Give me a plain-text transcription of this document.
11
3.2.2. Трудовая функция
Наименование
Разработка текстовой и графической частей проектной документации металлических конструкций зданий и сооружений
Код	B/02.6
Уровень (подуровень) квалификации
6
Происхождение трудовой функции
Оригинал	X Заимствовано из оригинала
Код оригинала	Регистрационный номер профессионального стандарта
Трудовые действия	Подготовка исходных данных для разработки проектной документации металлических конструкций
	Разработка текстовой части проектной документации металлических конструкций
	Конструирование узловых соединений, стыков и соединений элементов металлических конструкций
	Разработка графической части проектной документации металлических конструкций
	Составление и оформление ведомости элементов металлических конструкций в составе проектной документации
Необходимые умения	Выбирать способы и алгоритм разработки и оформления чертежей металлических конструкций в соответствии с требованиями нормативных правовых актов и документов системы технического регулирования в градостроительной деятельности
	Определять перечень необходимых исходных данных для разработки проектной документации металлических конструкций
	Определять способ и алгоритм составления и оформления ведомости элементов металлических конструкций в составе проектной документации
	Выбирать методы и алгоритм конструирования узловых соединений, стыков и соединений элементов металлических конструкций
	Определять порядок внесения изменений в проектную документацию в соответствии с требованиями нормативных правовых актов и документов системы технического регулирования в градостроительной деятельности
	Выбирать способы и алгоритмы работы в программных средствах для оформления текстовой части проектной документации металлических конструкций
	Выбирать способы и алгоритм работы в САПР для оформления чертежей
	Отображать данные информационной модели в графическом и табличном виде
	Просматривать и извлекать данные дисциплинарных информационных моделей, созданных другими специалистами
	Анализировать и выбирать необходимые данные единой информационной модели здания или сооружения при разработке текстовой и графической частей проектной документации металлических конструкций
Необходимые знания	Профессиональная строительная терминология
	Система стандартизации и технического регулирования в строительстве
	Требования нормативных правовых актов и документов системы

::::

**WHAT IS NEEDED:** Extract all of the data above without altering anything.

**EXERCISE RESULT:**
Give me a plain-text transcription of this document.
11
3.2.2. Трудовая функция
Наименование
Разработка текстовой и графической частей проектной документации металлических конструкций зданий и сооружений
Код	B/02.6
Уровень (подуровень) квалификации
6
Происхождение трудовой функции
Оригинал	X Заимствовано из оригинала
Код оригинала	Регистрационный номер профессионального стандарта
Трудовые действия	Подготовка исходных данных для разработки проектной документации металлических конструкций
	Разработка текстовой части проектной документации металлических конструкций
	Конструирование узловых соединений, стыков и соединений элементов металлических конструкций
	Разработка графической части проектной документации металлических конструкций
	Составление и оформление ведомости элементов металлических конструкций в составе проектной документации
Необходимые умения	Выбирать способы и алгоритм разработки и оформления чертежей металлических конструкций в соответствии с требованиями нормативных правовых актов и документов системы технического регулирования в градостроительной деятельности
	Определять перечень необходимых исходных данных для разработки проектной документации металлических конструкций
	Определять способ и алгоритм составления и оформления ведомости элементов металлических конструкций в составе проектной документации
	Выбирать методы и алгоритм конструирования узловых соединений, стыков и соединений элементов металлических конструкций
	Определять порядок внесения изменений в проектную документацию в соответствии с требованиями нормативных правовых актов и документов системы технического регулирования в градостроительной деятельности
	Выбирать способы и алгоритмы работы в программных средствах для оформления текстовой части проектной документации металлических конструкций
	Выбирать способы и алгоритм работы в САПР для оформления чертежей
	Отображать данные информационной модели в графическом и табличном виде
	Просматривать и извлекать данные дисциплинарных информационных моделей, созданных другими специалистами
	Анализировать и выбирать необходимые данные единой информационной модели здания или сооружения при разработке текстовой и графической частей проектной документации металлических конструкций
Необходимые знания	Профессиональная строительная терминология
	Система стандартизации и технического регулирования в строительстве
	Требования нормативных правовых актов и документов системы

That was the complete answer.